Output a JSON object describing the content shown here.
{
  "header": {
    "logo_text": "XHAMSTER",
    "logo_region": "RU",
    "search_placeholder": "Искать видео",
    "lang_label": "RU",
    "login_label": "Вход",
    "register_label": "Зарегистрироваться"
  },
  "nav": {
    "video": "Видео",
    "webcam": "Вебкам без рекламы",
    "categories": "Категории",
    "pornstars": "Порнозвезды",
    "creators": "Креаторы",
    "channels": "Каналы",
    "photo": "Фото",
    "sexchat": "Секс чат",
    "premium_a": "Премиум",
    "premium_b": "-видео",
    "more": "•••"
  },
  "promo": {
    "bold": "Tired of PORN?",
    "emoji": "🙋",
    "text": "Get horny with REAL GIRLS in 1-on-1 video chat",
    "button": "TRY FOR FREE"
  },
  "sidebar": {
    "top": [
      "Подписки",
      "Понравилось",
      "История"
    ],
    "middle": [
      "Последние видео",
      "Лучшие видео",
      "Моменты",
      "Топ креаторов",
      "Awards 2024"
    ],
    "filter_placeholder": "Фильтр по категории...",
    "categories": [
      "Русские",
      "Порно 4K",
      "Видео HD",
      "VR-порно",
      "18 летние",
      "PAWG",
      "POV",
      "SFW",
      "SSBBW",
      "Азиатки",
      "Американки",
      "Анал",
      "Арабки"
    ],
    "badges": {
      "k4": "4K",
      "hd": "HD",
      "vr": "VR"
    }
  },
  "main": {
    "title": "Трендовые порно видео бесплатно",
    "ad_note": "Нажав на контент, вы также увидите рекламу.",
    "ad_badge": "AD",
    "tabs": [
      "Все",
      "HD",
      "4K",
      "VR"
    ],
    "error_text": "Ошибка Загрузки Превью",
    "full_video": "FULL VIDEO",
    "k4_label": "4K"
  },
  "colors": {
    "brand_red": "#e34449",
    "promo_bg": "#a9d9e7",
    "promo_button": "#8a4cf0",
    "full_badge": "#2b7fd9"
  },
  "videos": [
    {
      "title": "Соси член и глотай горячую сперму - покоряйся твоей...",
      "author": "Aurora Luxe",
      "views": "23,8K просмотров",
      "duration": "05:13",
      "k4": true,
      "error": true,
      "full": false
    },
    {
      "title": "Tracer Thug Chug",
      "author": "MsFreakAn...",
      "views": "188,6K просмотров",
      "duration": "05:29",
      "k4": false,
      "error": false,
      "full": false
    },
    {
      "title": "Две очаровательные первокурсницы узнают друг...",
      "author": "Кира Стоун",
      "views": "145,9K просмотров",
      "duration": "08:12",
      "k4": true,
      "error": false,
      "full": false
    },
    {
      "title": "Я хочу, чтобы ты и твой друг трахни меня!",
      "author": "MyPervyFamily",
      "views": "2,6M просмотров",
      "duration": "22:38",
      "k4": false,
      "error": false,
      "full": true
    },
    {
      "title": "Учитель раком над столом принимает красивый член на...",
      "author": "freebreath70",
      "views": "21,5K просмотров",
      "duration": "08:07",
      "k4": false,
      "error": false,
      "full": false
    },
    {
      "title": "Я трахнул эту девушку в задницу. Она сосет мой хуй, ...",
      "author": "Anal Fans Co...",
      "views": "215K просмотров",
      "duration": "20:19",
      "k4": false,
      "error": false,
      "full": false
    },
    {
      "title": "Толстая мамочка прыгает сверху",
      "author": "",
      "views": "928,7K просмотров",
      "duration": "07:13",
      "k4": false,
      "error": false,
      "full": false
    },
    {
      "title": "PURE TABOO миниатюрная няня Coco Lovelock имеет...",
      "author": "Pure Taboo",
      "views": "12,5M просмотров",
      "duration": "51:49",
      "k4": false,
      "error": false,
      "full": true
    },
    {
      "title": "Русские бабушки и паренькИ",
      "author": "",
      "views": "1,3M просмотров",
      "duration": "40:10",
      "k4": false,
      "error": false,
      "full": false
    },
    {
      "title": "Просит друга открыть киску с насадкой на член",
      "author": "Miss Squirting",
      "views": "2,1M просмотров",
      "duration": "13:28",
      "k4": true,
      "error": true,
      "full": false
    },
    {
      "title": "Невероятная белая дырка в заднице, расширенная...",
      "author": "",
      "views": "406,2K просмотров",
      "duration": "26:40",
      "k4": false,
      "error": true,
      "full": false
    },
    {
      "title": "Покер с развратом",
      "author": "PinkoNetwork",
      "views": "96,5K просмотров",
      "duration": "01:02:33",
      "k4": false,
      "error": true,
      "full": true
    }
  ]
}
----
▶ **To do**:
Gather every line from the entries above where the word "duration" appears, and copy them.

▶ **Output for this exercise**:
      "duration": "05:13",
      "duration": "05:29",
      "duration": "08:12",
      "duration": "22:38",
      "duration": "08:07",
      "duration": "20:19",
      "duration": "07:13",
      "duration": "51:49",
      "duration": "40:10",
      "duration": "13:28",
      "duration": "26:40",
      "duration": "01:02:33",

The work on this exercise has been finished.